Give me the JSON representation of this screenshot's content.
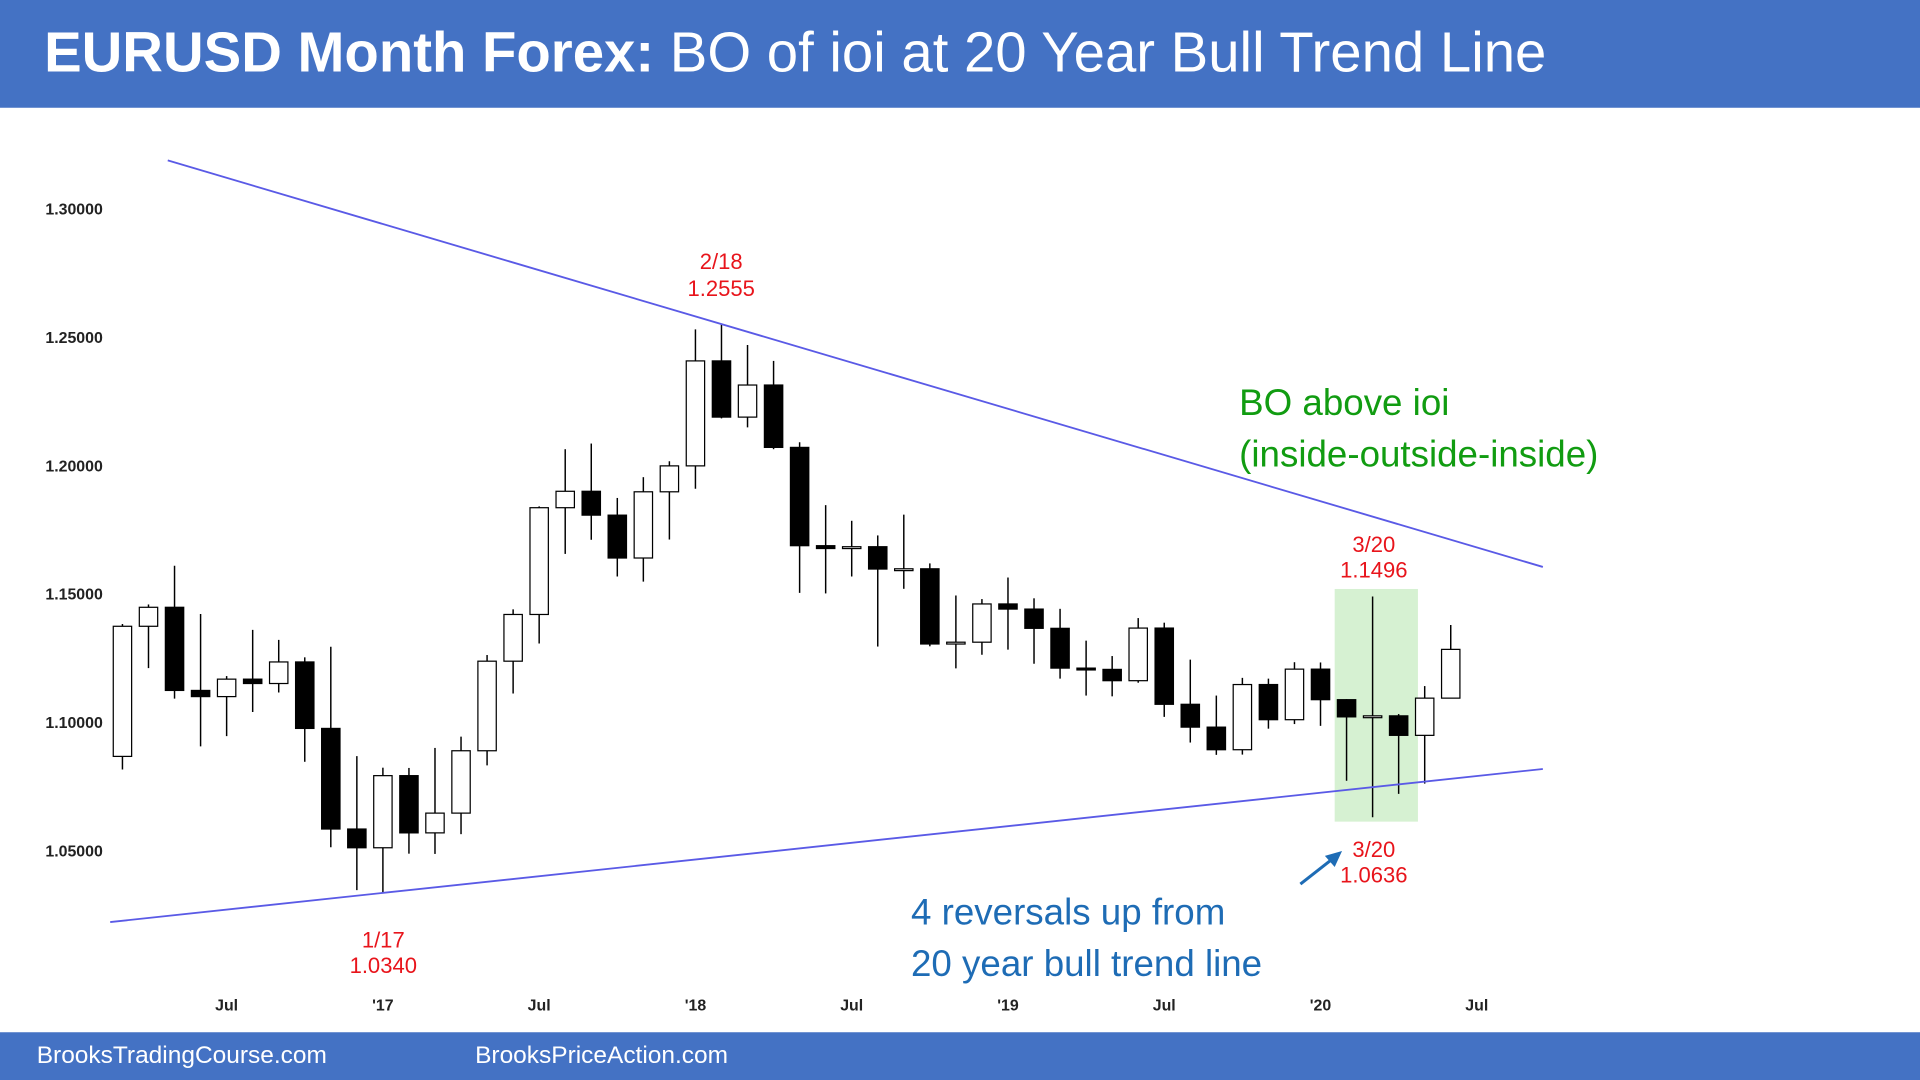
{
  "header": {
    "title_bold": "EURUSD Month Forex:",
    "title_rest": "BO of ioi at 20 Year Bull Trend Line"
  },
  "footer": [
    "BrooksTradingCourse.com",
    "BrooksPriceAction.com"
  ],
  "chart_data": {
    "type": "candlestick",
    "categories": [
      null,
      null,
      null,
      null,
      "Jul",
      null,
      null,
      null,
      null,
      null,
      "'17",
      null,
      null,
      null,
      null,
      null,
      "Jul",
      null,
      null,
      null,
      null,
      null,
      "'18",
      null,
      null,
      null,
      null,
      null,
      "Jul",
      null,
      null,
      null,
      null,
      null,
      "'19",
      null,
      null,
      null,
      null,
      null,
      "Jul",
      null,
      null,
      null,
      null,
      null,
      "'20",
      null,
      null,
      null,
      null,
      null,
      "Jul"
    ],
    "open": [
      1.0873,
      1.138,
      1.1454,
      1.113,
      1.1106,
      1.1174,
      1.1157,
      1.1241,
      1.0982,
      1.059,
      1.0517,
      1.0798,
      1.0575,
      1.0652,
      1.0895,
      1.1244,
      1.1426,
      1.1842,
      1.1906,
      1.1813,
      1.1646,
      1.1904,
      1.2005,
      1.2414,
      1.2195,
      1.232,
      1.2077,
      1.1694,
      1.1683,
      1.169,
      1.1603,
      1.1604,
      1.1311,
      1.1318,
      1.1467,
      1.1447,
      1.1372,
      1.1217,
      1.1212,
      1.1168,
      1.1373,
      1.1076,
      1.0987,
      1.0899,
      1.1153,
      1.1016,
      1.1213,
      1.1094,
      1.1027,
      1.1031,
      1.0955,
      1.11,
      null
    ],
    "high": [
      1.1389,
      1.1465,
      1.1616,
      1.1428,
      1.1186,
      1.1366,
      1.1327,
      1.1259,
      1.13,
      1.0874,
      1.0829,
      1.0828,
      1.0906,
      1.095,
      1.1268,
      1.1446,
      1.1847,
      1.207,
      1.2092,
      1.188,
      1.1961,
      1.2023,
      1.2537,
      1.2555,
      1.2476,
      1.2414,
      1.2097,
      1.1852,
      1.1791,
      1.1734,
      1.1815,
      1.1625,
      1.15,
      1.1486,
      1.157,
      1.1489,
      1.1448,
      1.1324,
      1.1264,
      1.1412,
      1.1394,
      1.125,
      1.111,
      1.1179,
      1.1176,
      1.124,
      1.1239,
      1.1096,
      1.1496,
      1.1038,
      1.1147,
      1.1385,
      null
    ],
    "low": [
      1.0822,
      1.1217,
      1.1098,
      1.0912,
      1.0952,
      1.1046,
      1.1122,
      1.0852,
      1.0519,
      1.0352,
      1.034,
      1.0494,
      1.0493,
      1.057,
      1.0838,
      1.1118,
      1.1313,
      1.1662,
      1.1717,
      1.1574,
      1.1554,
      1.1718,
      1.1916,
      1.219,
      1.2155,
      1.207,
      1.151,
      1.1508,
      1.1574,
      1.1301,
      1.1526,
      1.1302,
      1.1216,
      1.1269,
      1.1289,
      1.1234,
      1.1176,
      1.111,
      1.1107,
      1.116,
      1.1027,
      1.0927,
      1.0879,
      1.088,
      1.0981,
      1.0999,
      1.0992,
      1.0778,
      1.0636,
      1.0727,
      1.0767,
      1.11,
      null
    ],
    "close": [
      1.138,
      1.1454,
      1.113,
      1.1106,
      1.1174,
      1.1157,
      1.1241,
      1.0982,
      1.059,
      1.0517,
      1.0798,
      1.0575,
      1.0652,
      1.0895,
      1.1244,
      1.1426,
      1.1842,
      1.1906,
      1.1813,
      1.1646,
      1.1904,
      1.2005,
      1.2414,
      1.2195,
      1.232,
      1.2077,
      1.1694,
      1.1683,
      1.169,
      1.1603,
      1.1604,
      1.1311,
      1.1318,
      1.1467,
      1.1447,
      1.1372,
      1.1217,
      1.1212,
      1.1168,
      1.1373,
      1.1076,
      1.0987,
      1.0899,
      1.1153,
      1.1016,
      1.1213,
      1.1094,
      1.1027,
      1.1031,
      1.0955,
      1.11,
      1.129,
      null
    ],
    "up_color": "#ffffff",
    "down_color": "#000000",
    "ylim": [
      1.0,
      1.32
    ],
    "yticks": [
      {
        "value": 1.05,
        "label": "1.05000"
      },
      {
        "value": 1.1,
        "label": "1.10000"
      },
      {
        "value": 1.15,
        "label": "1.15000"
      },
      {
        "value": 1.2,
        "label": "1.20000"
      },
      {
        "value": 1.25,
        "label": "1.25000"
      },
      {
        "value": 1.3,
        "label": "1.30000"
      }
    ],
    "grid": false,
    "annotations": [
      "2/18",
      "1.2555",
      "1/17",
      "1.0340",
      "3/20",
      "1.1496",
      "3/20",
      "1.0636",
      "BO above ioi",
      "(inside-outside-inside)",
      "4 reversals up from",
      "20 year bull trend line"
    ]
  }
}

* * * * *

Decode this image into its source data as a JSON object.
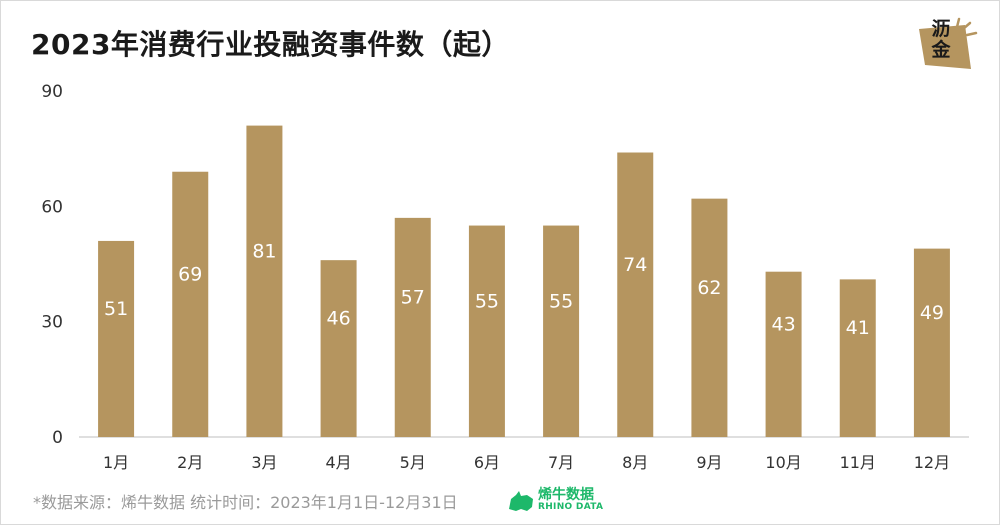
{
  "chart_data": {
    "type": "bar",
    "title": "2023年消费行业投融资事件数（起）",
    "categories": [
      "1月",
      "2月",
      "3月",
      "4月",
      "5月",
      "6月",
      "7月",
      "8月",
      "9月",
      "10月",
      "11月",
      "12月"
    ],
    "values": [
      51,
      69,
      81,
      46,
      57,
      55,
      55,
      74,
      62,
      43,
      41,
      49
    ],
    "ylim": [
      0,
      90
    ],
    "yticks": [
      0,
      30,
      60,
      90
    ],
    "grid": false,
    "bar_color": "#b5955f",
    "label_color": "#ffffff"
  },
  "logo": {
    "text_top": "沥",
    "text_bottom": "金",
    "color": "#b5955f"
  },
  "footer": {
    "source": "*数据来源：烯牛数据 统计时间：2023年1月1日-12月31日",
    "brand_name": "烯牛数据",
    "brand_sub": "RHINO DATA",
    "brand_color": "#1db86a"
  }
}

* * * * *

In the records above, collect each line with "this".

The output —
Give me the JSON representation of this screenshot's content.
Decode this image into its source data as a JSON object.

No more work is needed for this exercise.